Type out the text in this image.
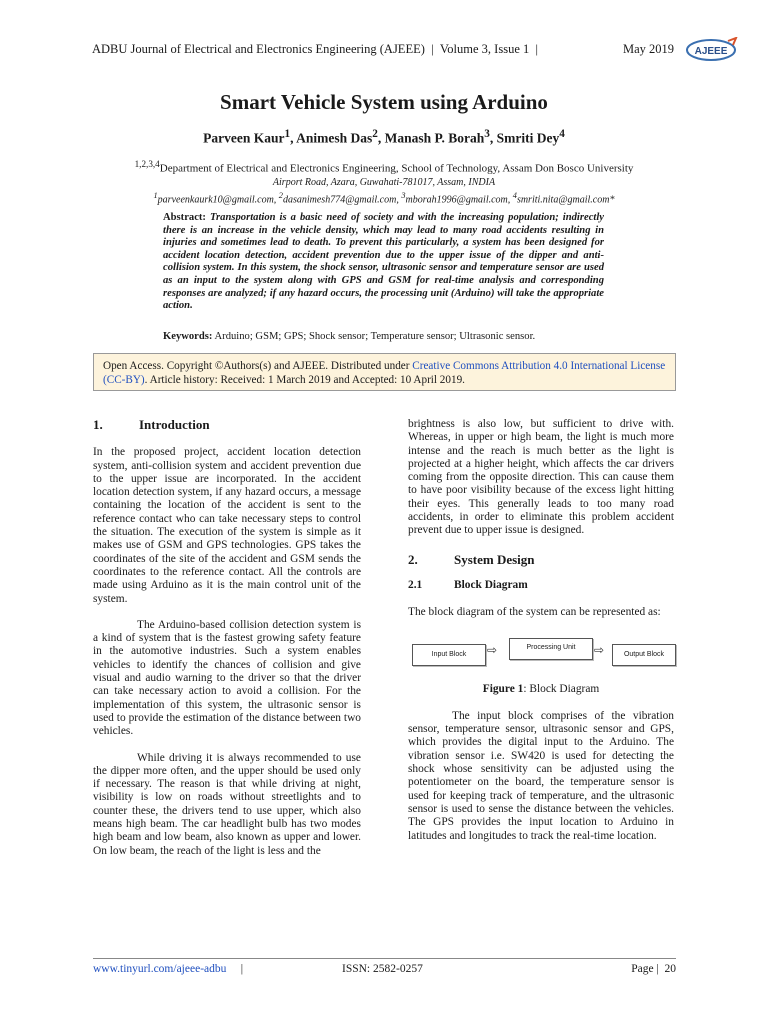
ADBU Journal of Electrical and Electronics Engineering (AJEEE) | Volume 3, Issue 1 |	May 2019 AJEEE
Smart Vehicle System using Arduino
Parveen Kaur$^1$, Animesh Das$^2$, Manash P. Borah$^3$, Smriti Dey$^4$
$^{1,2,3,4}$Department of Electrical and Electronics Engineering, School of Technology, Assam Don Bosco University
Airport Road, Azara, Guwahati-781017, Assam, INDIA
$^1$parveenkaurk10@gmail.com, $^2$dasanimesh774@gmail.com, $^3$mborah1996@gmail.com, $^4$smriti.nita@gmail.com*
Abstract: Transportation is a basic need of society and with the increasing population; indirectly there is an increase in the vehicle density, which may lead to many road accidents resulting in injuries and sometimes lead to death. To prevent this particularly, a system has been designed for accident location detection, accident prevention due to the upper issue of the dipper and anti-collision system. In this system, the shock sensor, ultrasonic sensor and temperature sensor are used as an input to the system along with GPS and GSM for real-time analysis and corresponding responses are analyzed; if any hazard occurs, the processing unit (Arduino) will take the appropriate action.
Keywords: Arduino; GSM; GPS; Shock sensor; Temperature sensor; Ultrasonic sensor.
Open Access. Copyright ©Authors(s) and AJEEE. Distributed under Creative Commons Attribution 4.0 International License (CC-BY). Article history: Received: 1 March 2019 and Accepted: 10 April 2019.
1.	Introduction

In the proposed project, accident location detection system, anti-collision system and accident prevention due to the upper issue are incorporated. In the accident location detection system, if any hazard occurs, a message containing the location of the accident is sent to the reference contact who can take necessary steps to control the situation. The execution of the system is simple as it makes use of GSM and GPS technologies. GPS takes the coordinates of the site of the accident and GSM sends the coordinates to the reference contact. All the controls are made using Arduino as it is the main control unit of the system.

The Arduino-based collision detection system is a kind of system that is the fastest growing safety feature in the automotive industries. Such a system enables vehicles to identify the chances of collision and give visual and audio warning to the driver so that the driver can take necessary action to avoid a collision. For the implementation of this system, the ultrasonic sensor is used to provide the estimation of the distance between two vehicles.

While driving it is always recommended to use the dipper more often, and the upper should be used only if necessary. The reason is that while driving at night, visibility is low on roads without streetlights and to counter these, the drivers tend to use upper, which also means high beam. The car headlight bulb has two modes high beam and low beam, also known as upper and lower. On low beam, the reach of the light is less and the

brightness is also low, but sufficient to drive with. Whereas, in upper or high beam, the light is much more intense and the reach is much better as the light is projected at a higher height, which affects the car drivers coming from the opposite direction. This can cause them to have poor visibility because of the excess light hitting their eyes. This generally leads to too many road accidents, in order to eliminate this problem accident prevent due to upper issue is designed.

2.	System Design
2.1	Block Diagram

The block diagram of the system can be represented as:

Input Block	⇨	Processing Unit	⇨	Output Block
Figure 1: Block Diagram

The input block comprises of the vibration sensor, temperature sensor, ultrasonic sensor and GPS, which provides the digital input to the Arduino. The vibration sensor i.e. SW420 is used for detecting the shock whose sensitivity can be adjusted using the potentiometer on the board, the temperature sensor is used for keeping track of temperature, and the ultrasonic sensor is used to sense the distance between the vehicles. The GPS provides the input location to Arduino in latitudes and longitudes to track the real-time location.

www.tinyurl.com/ajeee-adbu |	ISSN: 2582-0257	Page | 20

• • • • •

- EXERCISE OBJECTIVE:
Show the lines of the records that include the string "beam".

- RESULT OF THIS EXERCISE:
While driving it is always recommended to use the dipper more often, and the upper should be used only if necessary. The reason is that while driving at night, visibility is low on roads without streetlights and to counter these, the drivers tend to use upper, which also means high beam. The car headlight bulb has two modes high beam and low beam, also known as upper and lower. On low beam, the reach of the light is less and the
brightness is also low, but sufficient to drive with. Whereas, in upper or high beam, the light is much more intense and the reach is much better as the light is projected at a higher height, which affects the car drivers coming from the opposite direction. This can cause them to have poor visibility because of the excess light hitting their eyes. This generally leads to too many road accidents, in order to eliminate this problem accident prevent due to upper issue is designed.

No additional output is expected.